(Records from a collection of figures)
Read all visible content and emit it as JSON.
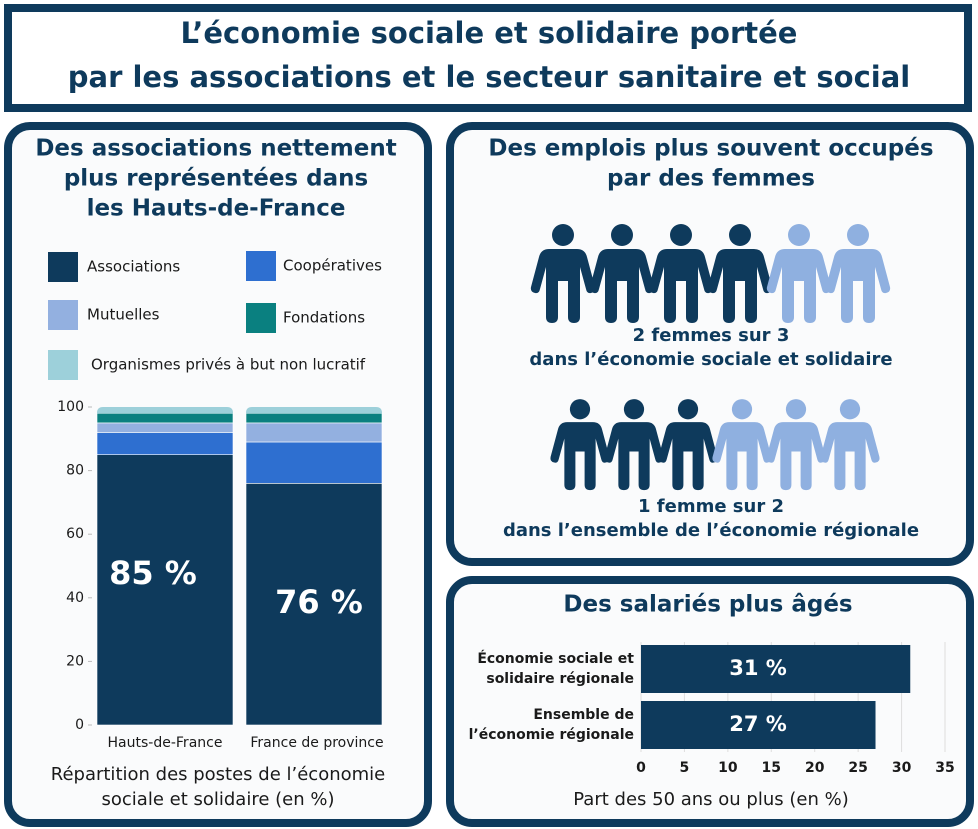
{
  "title": [
    "L’économie sociale et solidaire portée",
    "par les associations et le secteur sanitaire et social"
  ],
  "chart_data": [
    {
      "type": "stacked-bar",
      "title": [
        "Des associations nettement",
        "plus représentées dans",
        "les Hauts-de-France"
      ],
      "categories": [
        "Hauts-de-France",
        "France de province"
      ],
      "series": [
        {
          "name": "Associations",
          "color": "#0e3a5c",
          "values": [
            85,
            76
          ],
          "value_labels": [
            "85 %",
            "76 %"
          ]
        },
        {
          "name": "Coopératives",
          "color": "#2e6fd0",
          "values": [
            7,
            13
          ]
        },
        {
          "name": "Mutuelles",
          "color": "#93b0e0",
          "values": [
            3,
            6
          ]
        },
        {
          "name": "Fondations",
          "color": "#0a8080",
          "values": [
            3,
            3
          ]
        },
        {
          "name": "Organismes privés à but non lucratif",
          "color": "#9dd0da",
          "values": [
            2,
            2
          ]
        }
      ],
      "ylim": [
        0,
        100
      ],
      "yticks": [
        0,
        20,
        40,
        60,
        80,
        100
      ],
      "xlabel": [
        "Répartition des postes de l’économie",
        "sociale et solidaire (en %)"
      ]
    },
    {
      "type": "pictogram",
      "title": [
        "Des emplois plus souvent occupés",
        "par des femmes"
      ],
      "rows": [
        {
          "label": [
            "2 femmes sur 3",
            "dans l’économie sociale et solidaire"
          ],
          "filled": 4,
          "total": 6
        },
        {
          "label": [
            "1 femme sur 2",
            "dans l’ensemble de l’économie régionale"
          ],
          "filled": 3,
          "total": 6
        }
      ],
      "filled_color": "#0e3a5c",
      "empty_color": "#8fb0e0"
    },
    {
      "type": "hbar",
      "title": "Des salariés plus âgés",
      "categories": [
        [
          "Économie sociale et",
          "solidaire régionale"
        ],
        [
          "Ensemble de",
          "l’économie régionale"
        ]
      ],
      "values": [
        31,
        27
      ],
      "value_labels": [
        "31 %",
        "27 %"
      ],
      "color": "#0e3a5c",
      "xlim": [
        0,
        35
      ],
      "xticks": [
        0,
        5,
        10,
        15,
        20,
        25,
        30,
        35
      ],
      "grid": true,
      "xlabel": "Part des 50 ans ou plus (en %)"
    }
  ]
}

# Description of the task:
Retype the whole listing exactly and leave the pictures out.

# The solution:
Read all visible content and emit it as JSON.
{
  "title": [
    "L’économie sociale et solidaire portée",
    "par les associations et le secteur sanitaire et social"
  ],
  "chart_data": [
    {
      "type": "stacked-bar",
      "title": [
        "Des associations nettement",
        "plus représentées dans",
        "les Hauts-de-France"
      ],
      "categories": [
        "Hauts-de-France",
        "France de province"
      ],
      "series": [
        {
          "name": "Associations",
          "color": "#0e3a5c",
          "values": [
            85,
            76
          ],
          "value_labels": [
            "85 %",
            "76 %"
          ]
        },
        {
          "name": "Coopératives",
          "color": "#2e6fd0",
          "values": [
            7,
            13
          ]
        },
        {
          "name": "Mutuelles",
          "color": "#93b0e0",
          "values": [
            3,
            6
          ]
        },
        {
          "name": "Fondations",
          "color": "#0a8080",
          "values": [
            3,
            3
          ]
        },
        {
          "name": "Organismes privés à but non lucratif",
          "color": "#9dd0da",
          "values": [
            2,
            2
          ]
        }
      ],
      "ylim": [
        0,
        100
      ],
      "yticks": [
        0,
        20,
        40,
        60,
        80,
        100
      ],
      "xlabel": [
        "Répartition des postes de l’économie",
        "sociale et solidaire (en %)"
      ]
    },
    {
      "type": "pictogram",
      "title": [
        "Des emplois plus souvent occupés",
        "par des femmes"
      ],
      "rows": [
        {
          "label": [
            "2 femmes sur 3",
            "dans l’économie sociale et solidaire"
          ],
          "filled": 4,
          "total": 6
        },
        {
          "label": [
            "1 femme sur 2",
            "dans l’ensemble de l’économie régionale"
          ],
          "filled": 3,
          "total": 6
        }
      ],
      "filled_color": "#0e3a5c",
      "empty_color": "#8fb0e0"
    },
    {
      "type": "hbar",
      "title": "Des salariés plus âgés",
      "categories": [
        [
          "Économie sociale et",
          "solidaire régionale"
        ],
        [
          "Ensemble de",
          "l’économie régionale"
        ]
      ],
      "values": [
        31,
        27
      ],
      "value_labels": [
        "31 %",
        "27 %"
      ],
      "color": "#0e3a5c",
      "xlim": [
        0,
        35
      ],
      "xticks": [
        0,
        5,
        10,
        15,
        20,
        25,
        30,
        35
      ],
      "grid": true,
      "xlabel": "Part des 50 ans ou plus (en %)"
    }
  ]
}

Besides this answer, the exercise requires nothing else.